Recorded data
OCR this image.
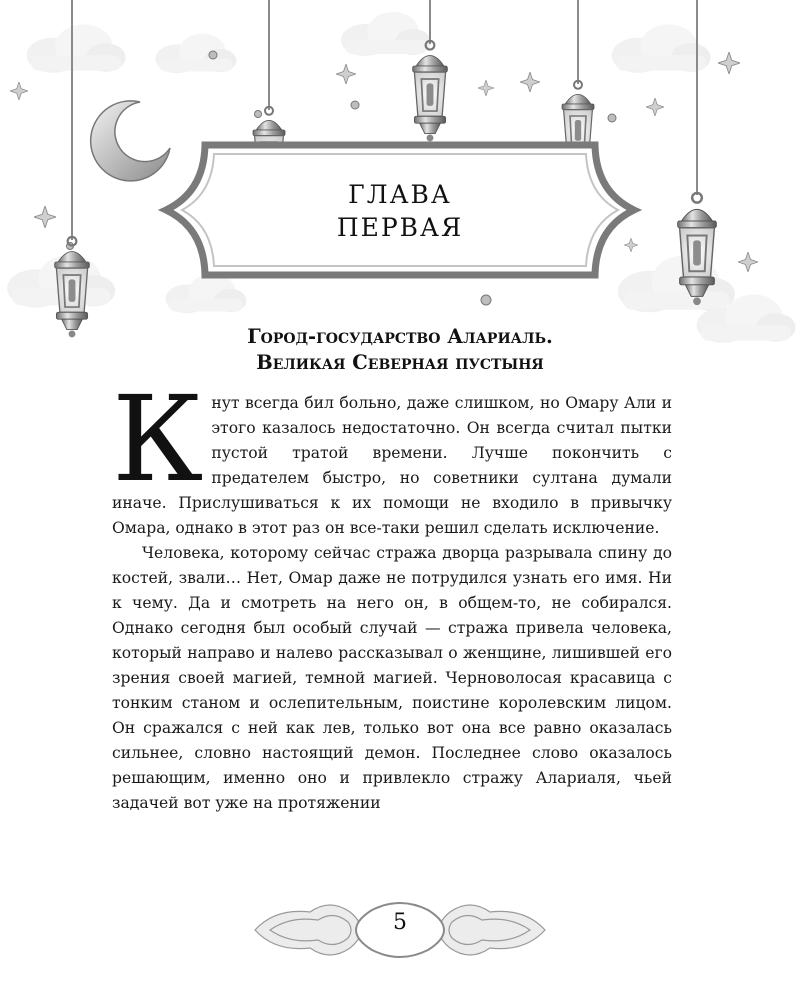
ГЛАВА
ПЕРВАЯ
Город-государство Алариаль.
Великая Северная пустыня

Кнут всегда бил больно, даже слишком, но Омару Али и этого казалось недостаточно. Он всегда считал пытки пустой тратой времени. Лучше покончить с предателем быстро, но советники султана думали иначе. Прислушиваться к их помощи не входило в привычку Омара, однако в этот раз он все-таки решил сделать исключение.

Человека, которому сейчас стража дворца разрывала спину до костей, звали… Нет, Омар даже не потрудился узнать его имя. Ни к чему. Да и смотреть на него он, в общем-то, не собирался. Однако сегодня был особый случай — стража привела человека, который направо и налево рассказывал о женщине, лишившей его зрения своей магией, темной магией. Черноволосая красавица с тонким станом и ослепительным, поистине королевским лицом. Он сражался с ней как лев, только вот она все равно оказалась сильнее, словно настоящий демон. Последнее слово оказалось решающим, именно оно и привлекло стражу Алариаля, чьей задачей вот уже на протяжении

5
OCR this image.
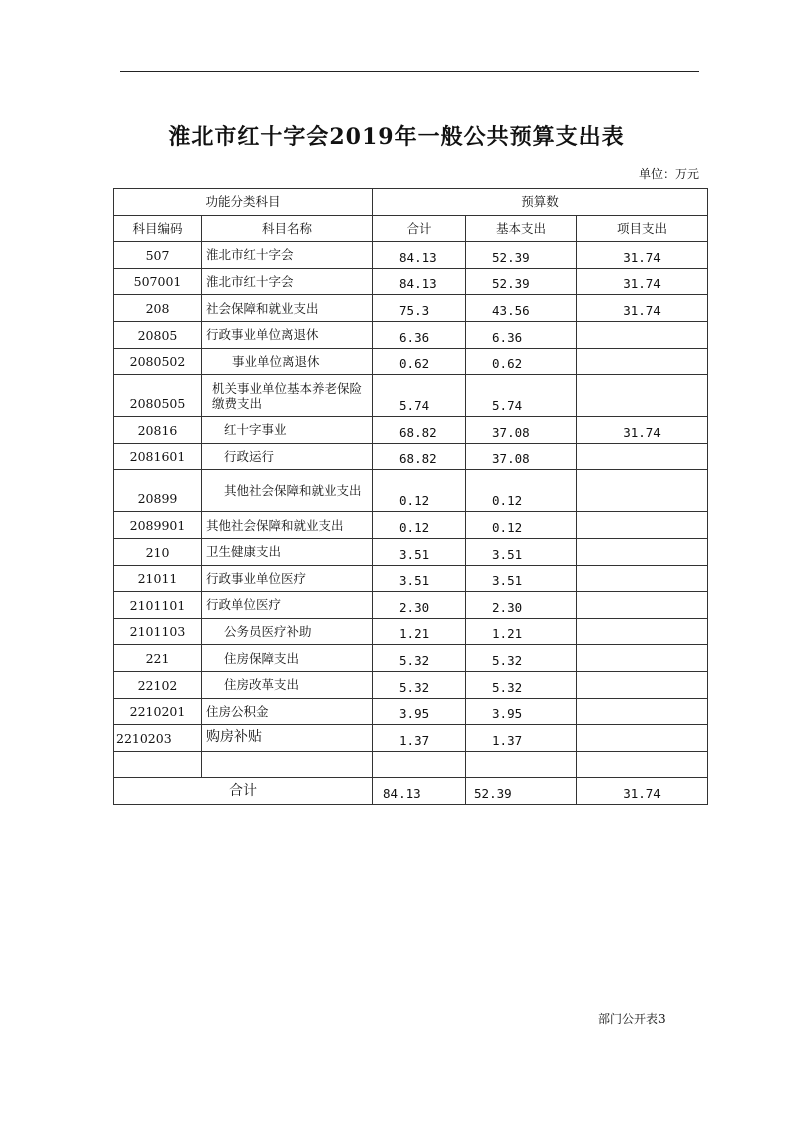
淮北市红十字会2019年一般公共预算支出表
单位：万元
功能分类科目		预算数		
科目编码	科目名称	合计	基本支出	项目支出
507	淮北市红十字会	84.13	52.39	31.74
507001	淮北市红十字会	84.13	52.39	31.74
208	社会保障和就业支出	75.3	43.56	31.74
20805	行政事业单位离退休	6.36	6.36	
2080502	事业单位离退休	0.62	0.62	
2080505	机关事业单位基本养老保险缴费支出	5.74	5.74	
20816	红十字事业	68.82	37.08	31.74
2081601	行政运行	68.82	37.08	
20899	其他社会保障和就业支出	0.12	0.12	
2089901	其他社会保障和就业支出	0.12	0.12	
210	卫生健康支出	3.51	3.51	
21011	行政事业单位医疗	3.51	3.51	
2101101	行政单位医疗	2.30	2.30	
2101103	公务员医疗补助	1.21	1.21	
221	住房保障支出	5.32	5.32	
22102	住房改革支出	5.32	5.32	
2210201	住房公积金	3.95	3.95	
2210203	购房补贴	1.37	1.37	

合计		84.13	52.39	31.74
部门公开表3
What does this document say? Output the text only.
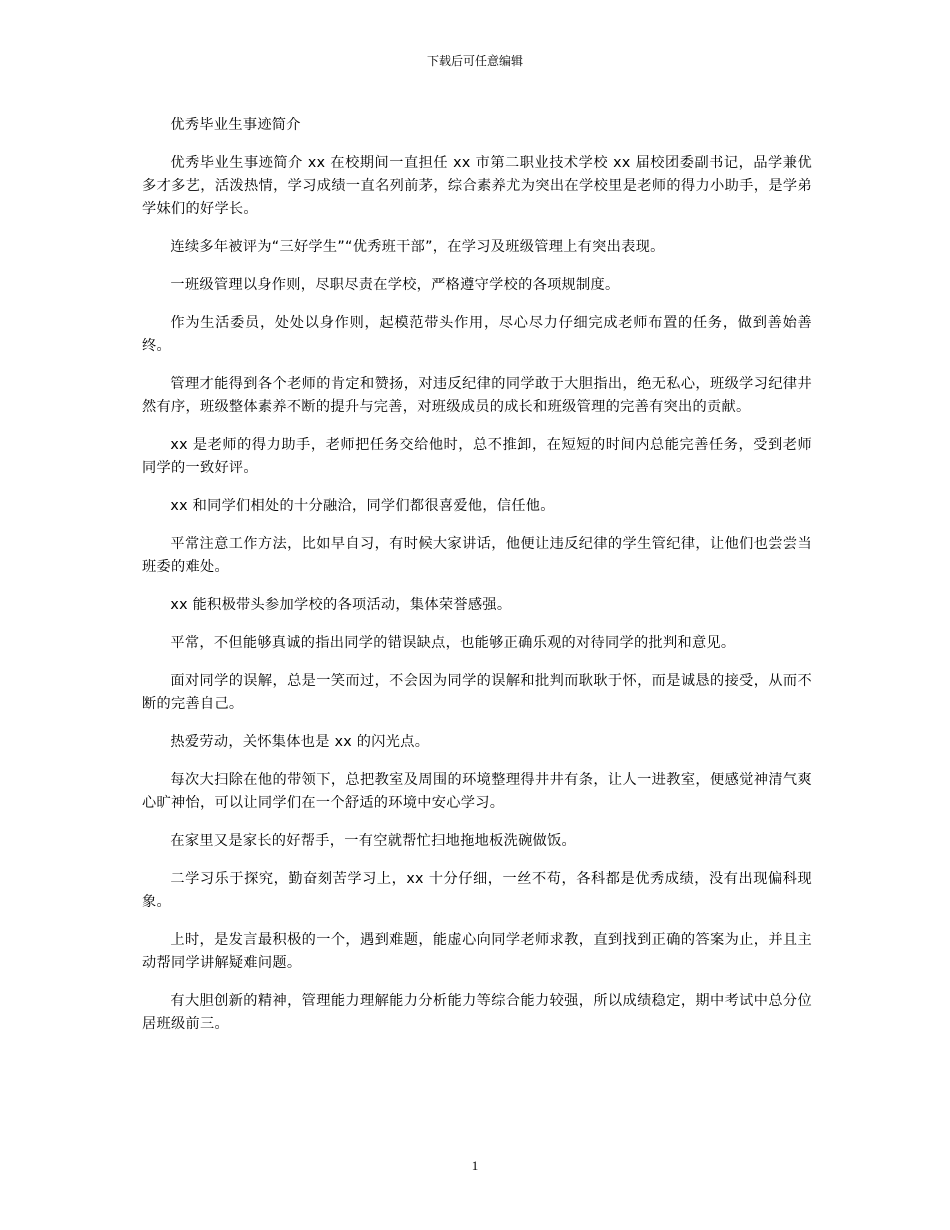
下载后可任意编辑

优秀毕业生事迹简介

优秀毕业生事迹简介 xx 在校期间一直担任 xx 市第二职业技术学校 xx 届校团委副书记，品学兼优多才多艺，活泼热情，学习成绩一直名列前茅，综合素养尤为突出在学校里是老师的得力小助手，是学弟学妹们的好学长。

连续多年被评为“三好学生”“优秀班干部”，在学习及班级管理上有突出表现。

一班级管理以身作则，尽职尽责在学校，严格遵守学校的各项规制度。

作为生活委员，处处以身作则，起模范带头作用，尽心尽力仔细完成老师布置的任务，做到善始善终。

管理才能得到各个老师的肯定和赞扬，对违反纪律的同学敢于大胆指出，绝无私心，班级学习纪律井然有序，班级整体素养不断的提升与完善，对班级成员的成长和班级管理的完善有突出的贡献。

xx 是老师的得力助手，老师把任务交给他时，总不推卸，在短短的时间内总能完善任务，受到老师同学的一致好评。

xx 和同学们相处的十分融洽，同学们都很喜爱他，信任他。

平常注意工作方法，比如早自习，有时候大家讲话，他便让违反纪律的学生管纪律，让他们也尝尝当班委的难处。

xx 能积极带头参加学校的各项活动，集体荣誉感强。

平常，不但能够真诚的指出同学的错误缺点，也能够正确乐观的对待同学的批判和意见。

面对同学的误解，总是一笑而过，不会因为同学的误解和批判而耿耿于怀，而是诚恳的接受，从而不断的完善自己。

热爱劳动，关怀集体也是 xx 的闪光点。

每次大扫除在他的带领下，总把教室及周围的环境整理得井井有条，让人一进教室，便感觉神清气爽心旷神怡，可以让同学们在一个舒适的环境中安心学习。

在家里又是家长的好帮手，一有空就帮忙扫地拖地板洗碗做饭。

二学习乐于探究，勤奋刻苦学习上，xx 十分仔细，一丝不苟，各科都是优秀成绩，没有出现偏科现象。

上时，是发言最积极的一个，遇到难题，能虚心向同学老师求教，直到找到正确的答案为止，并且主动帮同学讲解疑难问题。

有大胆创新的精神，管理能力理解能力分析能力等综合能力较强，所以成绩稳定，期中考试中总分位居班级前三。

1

What the task asks: From the entries above, extract each line containing "其他社会保障和就业支出".

Result of the task:
20899	其他社会保障和就业支出	0.12	0.12	
2089901	其他社会保障和就业支出	0.12	0.12	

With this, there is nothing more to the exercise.